Task objective |
Restate all of the entries exactly, dropping any pictures they hold.

Input |
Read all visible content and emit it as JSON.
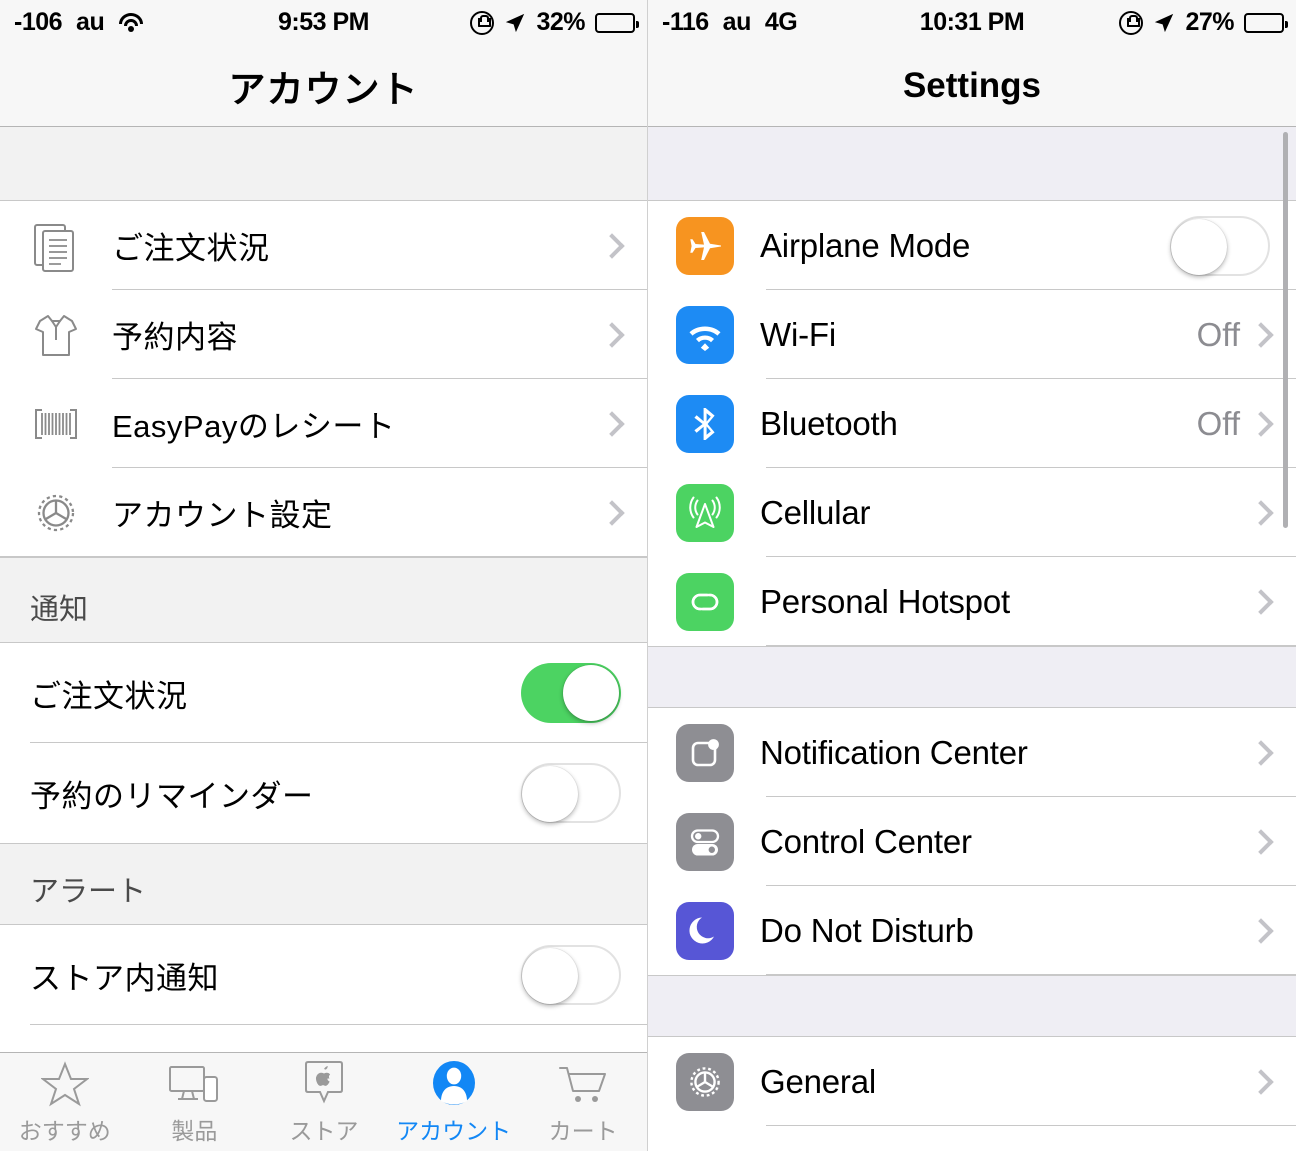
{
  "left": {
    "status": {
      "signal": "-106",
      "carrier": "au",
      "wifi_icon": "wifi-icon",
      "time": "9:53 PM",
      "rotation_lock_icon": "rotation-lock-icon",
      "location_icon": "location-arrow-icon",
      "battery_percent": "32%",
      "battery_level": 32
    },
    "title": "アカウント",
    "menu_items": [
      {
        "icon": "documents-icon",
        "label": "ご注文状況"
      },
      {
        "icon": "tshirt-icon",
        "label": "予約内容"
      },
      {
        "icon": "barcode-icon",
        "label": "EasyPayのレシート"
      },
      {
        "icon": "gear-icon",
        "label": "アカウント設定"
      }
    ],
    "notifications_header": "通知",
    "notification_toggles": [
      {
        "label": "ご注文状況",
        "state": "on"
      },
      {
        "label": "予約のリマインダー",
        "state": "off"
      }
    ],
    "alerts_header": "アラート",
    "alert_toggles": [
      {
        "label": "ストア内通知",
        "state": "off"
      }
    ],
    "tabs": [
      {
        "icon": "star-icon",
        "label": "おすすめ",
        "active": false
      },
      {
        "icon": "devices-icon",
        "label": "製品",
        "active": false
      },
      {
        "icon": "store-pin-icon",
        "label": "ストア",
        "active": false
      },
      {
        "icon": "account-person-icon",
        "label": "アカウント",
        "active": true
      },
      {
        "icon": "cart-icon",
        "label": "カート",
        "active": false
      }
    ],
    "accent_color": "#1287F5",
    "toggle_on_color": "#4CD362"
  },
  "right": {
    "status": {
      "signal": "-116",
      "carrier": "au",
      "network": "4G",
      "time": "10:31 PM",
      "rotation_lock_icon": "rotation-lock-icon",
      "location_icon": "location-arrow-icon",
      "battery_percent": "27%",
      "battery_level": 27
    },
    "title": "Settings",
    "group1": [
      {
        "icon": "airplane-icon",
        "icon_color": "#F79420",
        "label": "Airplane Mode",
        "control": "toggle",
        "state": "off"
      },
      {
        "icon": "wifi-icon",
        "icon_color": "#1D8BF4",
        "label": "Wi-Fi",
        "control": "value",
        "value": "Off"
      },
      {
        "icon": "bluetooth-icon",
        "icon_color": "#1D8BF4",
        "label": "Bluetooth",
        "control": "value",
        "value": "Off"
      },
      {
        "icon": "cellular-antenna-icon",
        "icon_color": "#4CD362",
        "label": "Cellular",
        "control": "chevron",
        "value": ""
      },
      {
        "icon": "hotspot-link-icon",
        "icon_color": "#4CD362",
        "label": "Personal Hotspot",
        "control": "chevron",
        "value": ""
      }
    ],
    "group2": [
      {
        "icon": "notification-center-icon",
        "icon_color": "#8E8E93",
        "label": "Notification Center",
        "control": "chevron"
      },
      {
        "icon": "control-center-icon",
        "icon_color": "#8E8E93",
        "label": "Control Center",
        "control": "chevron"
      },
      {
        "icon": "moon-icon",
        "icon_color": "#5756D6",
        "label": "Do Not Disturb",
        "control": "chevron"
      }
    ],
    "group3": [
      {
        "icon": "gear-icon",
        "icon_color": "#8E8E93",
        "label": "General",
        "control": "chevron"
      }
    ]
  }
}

Output of the task |
Read all visible content and emit it as JSON.
{
  "left": {
    "status": {
      "signal": "-106",
      "carrier": "au",
      "wifi_icon": "wifi-icon",
      "time": "9:53 PM",
      "rotation_lock_icon": "rotation-lock-icon",
      "location_icon": "location-arrow-icon",
      "battery_percent": "32%",
      "battery_level": 32
    },
    "title": "アカウント",
    "menu_items": [
      {
        "icon": "documents-icon",
        "label": "ご注文状況"
      },
      {
        "icon": "tshirt-icon",
        "label": "予約内容"
      },
      {
        "icon": "barcode-icon",
        "label": "EasyPayのレシート"
      },
      {
        "icon": "gear-icon",
        "label": "アカウント設定"
      }
    ],
    "notifications_header": "通知",
    "notification_toggles": [
      {
        "label": "ご注文状況",
        "state": "on"
      },
      {
        "label": "予約のリマインダー",
        "state": "off"
      }
    ],
    "alerts_header": "アラート",
    "alert_toggles": [
      {
        "label": "ストア内通知",
        "state": "off"
      }
    ],
    "tabs": [
      {
        "icon": "star-icon",
        "label": "おすすめ",
        "active": false
      },
      {
        "icon": "devices-icon",
        "label": "製品",
        "active": false
      },
      {
        "icon": "store-pin-icon",
        "label": "ストア",
        "active": false
      },
      {
        "icon": "account-person-icon",
        "label": "アカウント",
        "active": true
      },
      {
        "icon": "cart-icon",
        "label": "カート",
        "active": false
      }
    ],
    "accent_color": "#1287F5",
    "toggle_on_color": "#4CD362"
  },
  "right": {
    "status": {
      "signal": "-116",
      "carrier": "au",
      "network": "4G",
      "time": "10:31 PM",
      "rotation_lock_icon": "rotation-lock-icon",
      "location_icon": "location-arrow-icon",
      "battery_percent": "27%",
      "battery_level": 27
    },
    "title": "Settings",
    "group1": [
      {
        "icon": "airplane-icon",
        "icon_color": "#F79420",
        "label": "Airplane Mode",
        "control": "toggle",
        "state": "off"
      },
      {
        "icon": "wifi-icon",
        "icon_color": "#1D8BF4",
        "label": "Wi-Fi",
        "control": "value",
        "value": "Off"
      },
      {
        "icon": "bluetooth-icon",
        "icon_color": "#1D8BF4",
        "label": "Bluetooth",
        "control": "value",
        "value": "Off"
      },
      {
        "icon": "cellular-antenna-icon",
        "icon_color": "#4CD362",
        "label": "Cellular",
        "control": "chevron",
        "value": ""
      },
      {
        "icon": "hotspot-link-icon",
        "icon_color": "#4CD362",
        "label": "Personal Hotspot",
        "control": "chevron",
        "value": ""
      }
    ],
    "group2": [
      {
        "icon": "notification-center-icon",
        "icon_color": "#8E8E93",
        "label": "Notification Center",
        "control": "chevron"
      },
      {
        "icon": "control-center-icon",
        "icon_color": "#8E8E93",
        "label": "Control Center",
        "control": "chevron"
      },
      {
        "icon": "moon-icon",
        "icon_color": "#5756D6",
        "label": "Do Not Disturb",
        "control": "chevron"
      }
    ],
    "group3": [
      {
        "icon": "gear-icon",
        "icon_color": "#8E8E93",
        "label": "General",
        "control": "chevron"
      }
    ]
  }
}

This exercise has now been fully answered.